### Aim
What follows is a set of entries. Repeat them exactly, but not their pictures.
=== Input ===
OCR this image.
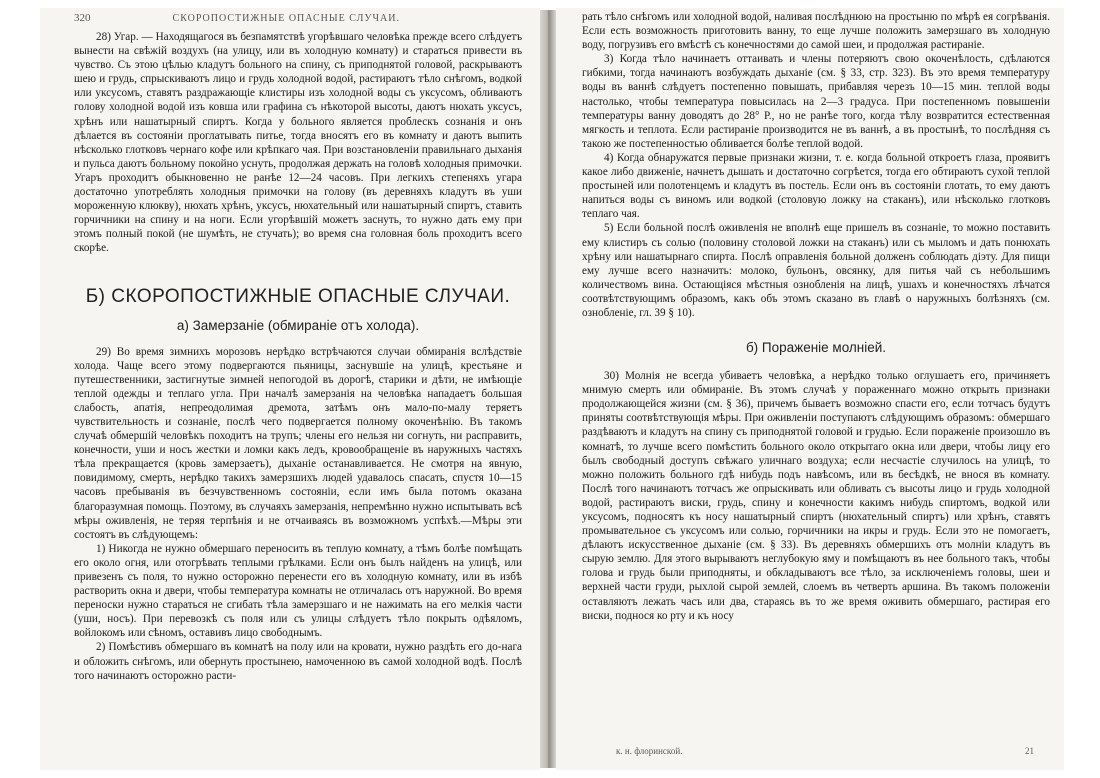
320	СКОРОПОСТИЖНЫЕ ОПАСНЫЕ СЛУЧАИ.

28) Угар. — Находящагося въ безпамятствѣ угорѣвшаго человѣка прежде всего слѣдуетъ вынести на свѣжій воздухъ (на улицу, или въ холодную комнату) и стараться привести въ чувство. Съ этою цѣлью кладутъ больного на спину, съ приподнятой головой, раскрываютъ шею и грудь, спрыскиваютъ лицо и грудь холодной водой, растираютъ тѣло снѣгомъ, водкой или уксусомъ, ставятъ раздражающіе клистиры изъ холодной воды съ уксусомъ, обливаютъ голову холодной водой изъ ковша или графина съ нѣкоторой высоты, даютъ нюхать уксусъ, хрѣнъ или нашатырный спиртъ. Когда у больного является проблескъ сознанія и онъ дѣлается въ состояніи проглатывать питье, тогда вносятъ его въ комнату и даютъ выпить нѣсколько глотковъ чернаго кофе или крѣпкаго чая. При возстановленіи правильнаго дыханія и пульса даютъ больному покойно уснуть, продолжая держать на головѣ холодныя примочки. Угаръ проходитъ обыкновенно не ранѣе 12—24 часовъ. При легкихъ степеняхъ угара достаточно употреблять холодныя примочки на голову (въ деревняхъ кладутъ въ уши мороженную клюкву), нюхать хрѣнъ, уксусъ, нюхательный или нашатырный спиртъ, ставить горчичники на спину и на ноги. Если угорѣвшій можетъ заснуть, то нужно дать ему при этомъ полный покой (не шумѣть, не стучать); во время сна головная боль проходитъ всего скорѣе.

Б) СКОРОПОСТИЖНЫЕ ОПАСНЫЕ СЛУЧАИ.
а) Замерзаніе (обмираніе отъ холода).

29) Во время зимнихъ морозовъ нерѣдко встрѣчаются случаи обмиранія вслѣдствіе холода. Чаще всего этому подвергаются пьяницы, заснувшіе на улицѣ, крестьяне и путешественники, застигнутые зимней непогодой въ дорогѣ, старики и дѣти, не имѣющіе теплой одежды и теплаго угла. При началѣ замерзанія на человѣка нападаетъ большая слабость, апатія, непреодолимая дремота, затѣмъ онъ мало-по-малу теряетъ чувствительность и сознаніе, послѣ чего подвергается полному окоченѣнію. Въ такомъ случаѣ обмершій человѣкъ походитъ на трупъ; члены его нельзя ни согнуть, ни расправить, конечности, уши и носъ жестки и ломки какъ ледъ, кровообращеніе въ наружныхъ частяхъ тѣла прекращается (кровь замерзаетъ), дыханіе останавливается. Не смотря на явную, повидимому, смерть, нерѣдко такихъ замерзшихъ людей удавалось спасать, спустя 10—15 часовъ пребыванія въ безчувственномъ состояніи, если имъ была потомъ оказана благоразумная помощь. Поэтому, въ случаяхъ замерзанія, непремѣнно нужно испытывать всѣ мѣры оживленія, не теряя терпѣнія и не отчаиваясь въ возможномъ успѣхѣ.—Мѣры эти состоятъ въ слѣдующемъ:

1) Никогда не нужно обмершаго переносить въ теплую комнату, а тѣмъ болѣе помѣщать его около огня, или отогрѣвать теплыми грѣлками. Если онъ былъ найденъ на улицѣ, или привезенъ съ поля, то нужно осторожно перенести его въ холодную комнату, или въ избѣ растворить окна и двери, чтобы температура комнаты не отличалась отъ наружной. Во время переноски нужно стараться не сгибать тѣла замерзшаго и не нажимать на его мелкія части (уши, носъ). При перевозкѣ съ поля или съ улицы слѣдуетъ тѣло покрыть одѣяломъ, войлокомъ или сѣномъ, оставивъ лицо свободнымъ.

2) Помѣстивъ обмершаго въ комнатѣ на полу или на кровати, нужно раздѣть его до-нага и обложить снѣгомъ, или обернуть простынею, намоченною въ самой холодной водѣ. Послѣ того начинаютъ осторожно расти-

рать тѣло снѣгомъ или холодной водой, наливая послѣднюю на простыню по мѣрѣ ея согрѣванія. Если есть возможность приготовить ванну, то еще лучше положить замерзшаго въ холодную воду, погрузивъ его вмѣстѣ съ конечностями до самой шеи, и продолжая растираніе.

3) Когда тѣло начинаетъ оттаивать и члены потеряютъ свою окоченѣлость, сдѣлаются гибкими, тогда начинаютъ возбуждать дыханіе (см. § 33, стр. 323). Въ это время температуру воды въ ваннѣ слѣдуетъ постепенно повышать, прибавляя черезъ 10—15 мин. теплой воды настолько, чтобы температура повысилась на 2—3 градуса. При постепенномъ повышеніи температуры ванну доводятъ до 28° Р., но не ранѣе того, когда тѣлу возвратится естественная мягкость и теплота. Если растираніе производится не въ ваннѣ, а въ простынѣ, то послѣдняя съ такою же постепенностью обливается болѣе теплой водой.

4) Когда обнаружатся первые признаки жизни, т. е. когда больной откроетъ глаза, проявитъ какое либо движеніе, начнетъ дышать и достаточно согрѣется, тогда его обтираютъ сухой теплой простыней или полотенцемъ и кладутъ въ постель. Если онъ въ состояніи глотать, то ему даютъ напиться воды съ виномъ или водкой (столовую ложку на стаканъ), или нѣсколько глотковъ теплаго чая.

5) Если больной послѣ оживленія не вполнѣ еще пришелъ въ сознаніе, то можно поставить ему клистиръ съ солью (половину столовой ложки на стаканъ) или съ мыломъ и дать понюхать хрѣну или нашатырнаго спирта. Послѣ оправленія больной долженъ соблюдать діэту. Для пищи ему лучше всего назначить: молоко, бульонъ, овсянку, для питья чай съ небольшимъ количествомъ вина. Остающіяся мѣстныя ознобленія на лицѣ, ушахъ и конечностяхъ лѣчатся соотвѣтствующимъ образомъ, какъ объ этомъ сказано въ главѣ о наружныхъ болѣзняхъ (см. ознобленіе, гл. 39 § 10).

б) Пораженіе молніей.

30) Молнія не всегда убиваетъ человѣка, а нерѣдко только оглушаетъ его, причиняетъ мнимую смерть или обмираніе. Въ этомъ случаѣ у пораженнаго можно открыть признаки продолжающейся жизни (см. § 36), причемъ бываетъ возможно спасти его, если тотчасъ будутъ приняты соотвѣтствующія мѣры. При оживленіи поступаютъ слѣдующимъ образомъ: обмершаго раздѣваютъ и кладутъ на спину съ приподнятой головой и грудью. Если пораженіе произошло въ комнатѣ, то лучше всего помѣстить больного около открытаго окна или двери, чтобы лицу его былъ свободный доступъ свѣжаго уличнаго воздуха; если несчастіе случилось на улицѣ, то можно положить больного гдѣ нибудь подъ навѣсомъ, или въ бесѣдкѣ, не внося въ комнату. Послѣ того начинаютъ тотчасъ же опрыскивать или обливать съ высоты лицо и грудь холодной водой, растираютъ виски, грудь, спину и конечности какимъ нибудь спиртомъ, водкой или уксусомъ, подносятъ къ носу нашатырный спиртъ (нюхательный спиртъ) или хрѣнъ, ставятъ промывательное съ уксусомъ или солью, горчичники на икры и грудь. Если это не помогаетъ, дѣлаютъ искусственное дыханіе (см. § 33). Въ деревняхъ обмершихъ отъ молніи кладутъ въ сырую землю. Для этого вырываютъ неглубокую яму и помѣщаютъ въ нее больного такъ, чтобы голова и грудь были приподняты, и обкладываютъ все тѣло, за исключеніемъ головы, шеи и верхней части груди, рыхлой сырой землей, слоемъ въ четверть аршина. Въ такомъ положеніи оставляютъ лежать часъ или два, стараясь въ то же время оживить обмершаго, растирая его виски, поднося ко рту и къ носу

к. н. флоринской.	21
===
### Worked answer
OCR this image.
320	СКОРОПОСТИЖНЫЕ ОПАСНЫЕ СЛУЧАИ.

28) Угар. — Находящагося въ безпамятствѣ угорѣвшаго человѣка прежде всего слѣдуетъ вынести на свѣжій воздухъ (на улицу, или въ холодную комнату) и стараться привести въ чувство. Съ этою цѣлью кладутъ больного на спину, съ приподнятой головой, раскрываютъ шею и грудь, спрыскиваютъ лицо и грудь холодной водой, растираютъ тѣло снѣгомъ, водкой или уксусомъ, ставятъ раздражающіе клистиры изъ холодной воды съ уксусомъ, обливаютъ голову холодной водой изъ ковша или графина съ нѣкоторой высоты, даютъ нюхать уксусъ, хрѣнъ или нашатырный спиртъ. Когда у больного является проблескъ сознанія и онъ дѣлается въ состояніи проглатывать питье, тогда вносятъ его въ комнату и даютъ выпить нѣсколько глотковъ чернаго кофе или крѣпкаго чая. При возстановленіи правильнаго дыханія и пульса даютъ больному покойно уснуть, продолжая держать на головѣ холодныя примочки. Угаръ проходитъ обыкновенно не ранѣе 12—24 часовъ. При легкихъ степеняхъ угара достаточно употреблять холодныя примочки на голову (въ деревняхъ кладутъ въ уши мороженную клюкву), нюхать хрѣнъ, уксусъ, нюхательный или нашатырный спиртъ, ставить горчичники на спину и на ноги. Если угорѣвшій можетъ заснуть, то нужно дать ему при этомъ полный покой (не шумѣть, не стучать); во время сна головная боль проходитъ всего скорѣе.

Б) СКОРОПОСТИЖНЫЕ ОПАСНЫЕ СЛУЧАИ.
а) Замерзаніе (обмираніе отъ холода).

29) Во время зимнихъ морозовъ нерѣдко встрѣчаются случаи обмиранія вслѣдствіе холода. Чаще всего этому подвергаются пьяницы, заснувшіе на улицѣ, крестьяне и путешественники, застигнутые зимней непогодой въ дорогѣ, старики и дѣти, не имѣющіе теплой одежды и теплаго угла. При началѣ замерзанія на человѣка нападаетъ большая слабость, апатія, непреодолимая дремота, затѣмъ онъ мало-по-малу теряетъ чувствительность и сознаніе, послѣ чего подвергается полному окоченѣнію. Въ такомъ случаѣ обмершій человѣкъ походитъ на трупъ; члены его нельзя ни согнуть, ни расправить, конечности, уши и носъ жестки и ломки какъ ледъ, кровообращеніе въ наружныхъ частяхъ тѣла прекращается (кровь замерзаетъ), дыханіе останавливается. Не смотря на явную, повидимому, смерть, нерѣдко такихъ замерзшихъ людей удавалось спасать, спустя 10—15 часовъ пребыванія въ безчувственномъ состояніи, если имъ была потомъ оказана благоразумная помощь. Поэтому, въ случаяхъ замерзанія, непремѣнно нужно испытывать всѣ мѣры оживленія, не теряя терпѣнія и не отчаиваясь въ возможномъ успѣхѣ.—Мѣры эти состоятъ въ слѣдующемъ:

1) Никогда не нужно обмершаго переносить въ теплую комнату, а тѣмъ болѣе помѣщать его около огня, или отогрѣвать теплыми грѣлками. Если онъ былъ найденъ на улицѣ, или привезенъ съ поля, то нужно осторожно перенести его въ холодную комнату, или въ избѣ растворить окна и двери, чтобы температура комнаты не отличалась отъ наружной. Во время переноски нужно стараться не сгибать тѣла замерзшаго и не нажимать на его мелкія части (уши, носъ). При перевозкѣ съ поля или съ улицы слѣдуетъ тѣло покрыть одѣяломъ, войлокомъ или сѣномъ, оставивъ лицо свободнымъ.

2) Помѣстивъ обмершаго въ комнатѣ на полу или на кровати, нужно раздѣть его до-нага и обложить снѣгомъ, или обернуть простынею, намоченною въ самой холодной водѣ. Послѣ того начинаютъ осторожно расти-

рать тѣло снѣгомъ или холодной водой, наливая послѣднюю на простыню по мѣрѣ ея согрѣванія. Если есть возможность приготовить ванну, то еще лучше положить замерзшаго въ холодную воду, погрузивъ его вмѣстѣ съ конечностями до самой шеи, и продолжая растираніе.

3) Когда тѣло начинаетъ оттаивать и члены потеряютъ свою окоченѣлость, сдѣлаются гибкими, тогда начинаютъ возбуждать дыханіе (см. § 33, стр. 323). Въ это время температуру воды въ ваннѣ слѣдуетъ постепенно повышать, прибавляя черезъ 10—15 мин. теплой воды настолько, чтобы температура повысилась на 2—3 градуса. При постепенномъ повышеніи температуры ванну доводятъ до 28° Р., но не ранѣе того, когда тѣлу возвратится естественная мягкость и теплота. Если растираніе производится не въ ваннѣ, а въ простынѣ, то послѣдняя съ такою же постепенностью обливается болѣе теплой водой.

4) Когда обнаружатся первые признаки жизни, т. е. когда больной откроетъ глаза, проявитъ какое либо движеніе, начнетъ дышать и достаточно согрѣется, тогда его обтираютъ сухой теплой простыней или полотенцемъ и кладутъ въ постель. Если онъ въ состояніи глотать, то ему даютъ напиться воды съ виномъ или водкой (столовую ложку на стаканъ), или нѣсколько глотковъ теплаго чая.

5) Если больной послѣ оживленія не вполнѣ еще пришелъ въ сознаніе, то можно поставить ему клистиръ съ солью (половину столовой ложки на стаканъ) или съ мыломъ и дать понюхать хрѣну или нашатырнаго спирта. Послѣ оправленія больной долженъ соблюдать діэту. Для пищи ему лучше всего назначить: молоко, бульонъ, овсянку, для питья чай съ небольшимъ количествомъ вина. Остающіяся мѣстныя ознобленія на лицѣ, ушахъ и конечностяхъ лѣчатся соотвѣтствующимъ образомъ, какъ объ этомъ сказано въ главѣ о наружныхъ болѣзняхъ (см. ознобленіе, гл. 39 § 10).

б) Пораженіе молніей.

30) Молнія не всегда убиваетъ человѣка, а нерѣдко только оглушаетъ его, причиняетъ мнимую смерть или обмираніе. Въ этомъ случаѣ у пораженнаго можно открыть признаки продолжающейся жизни (см. § 36), причемъ бываетъ возможно спасти его, если тотчасъ будутъ приняты соотвѣтствующія мѣры. При оживленіи поступаютъ слѣдующимъ образомъ: обмершаго раздѣваютъ и кладутъ на спину съ приподнятой головой и грудью. Если пораженіе произошло въ комнатѣ, то лучше всего помѣстить больного около открытаго окна или двери, чтобы лицу его былъ свободный доступъ свѣжаго уличнаго воздуха; если несчастіе случилось на улицѣ, то можно положить больного гдѣ нибудь подъ навѣсомъ, или въ бесѣдкѣ, не внося въ комнату. Послѣ того начинаютъ тотчасъ же опрыскивать или обливать съ высоты лицо и грудь холодной водой, растираютъ виски, грудь, спину и конечности какимъ нибудь спиртомъ, водкой или уксусомъ, подносятъ къ носу нашатырный спиртъ (нюхательный спиртъ) или хрѣнъ, ставятъ промывательное съ уксусомъ или солью, горчичники на икры и грудь. Если это не помогаетъ, дѣлаютъ искусственное дыханіе (см. § 33). Въ деревняхъ обмершихъ отъ молніи кладутъ въ сырую землю. Для этого вырываютъ неглубокую яму и помѣщаютъ въ нее больного такъ, чтобы голова и грудь были приподняты, и обкладываютъ все тѣло, за исключеніемъ головы, шеи и верхней части груди, рыхлой сырой землей, слоемъ въ четверть аршина. Въ такомъ положеніи оставляютъ лежать часъ или два, стараясь въ то же время оживить обмершаго, растирая его виски, поднося ко рту и къ носу

к. н. флоринской.	21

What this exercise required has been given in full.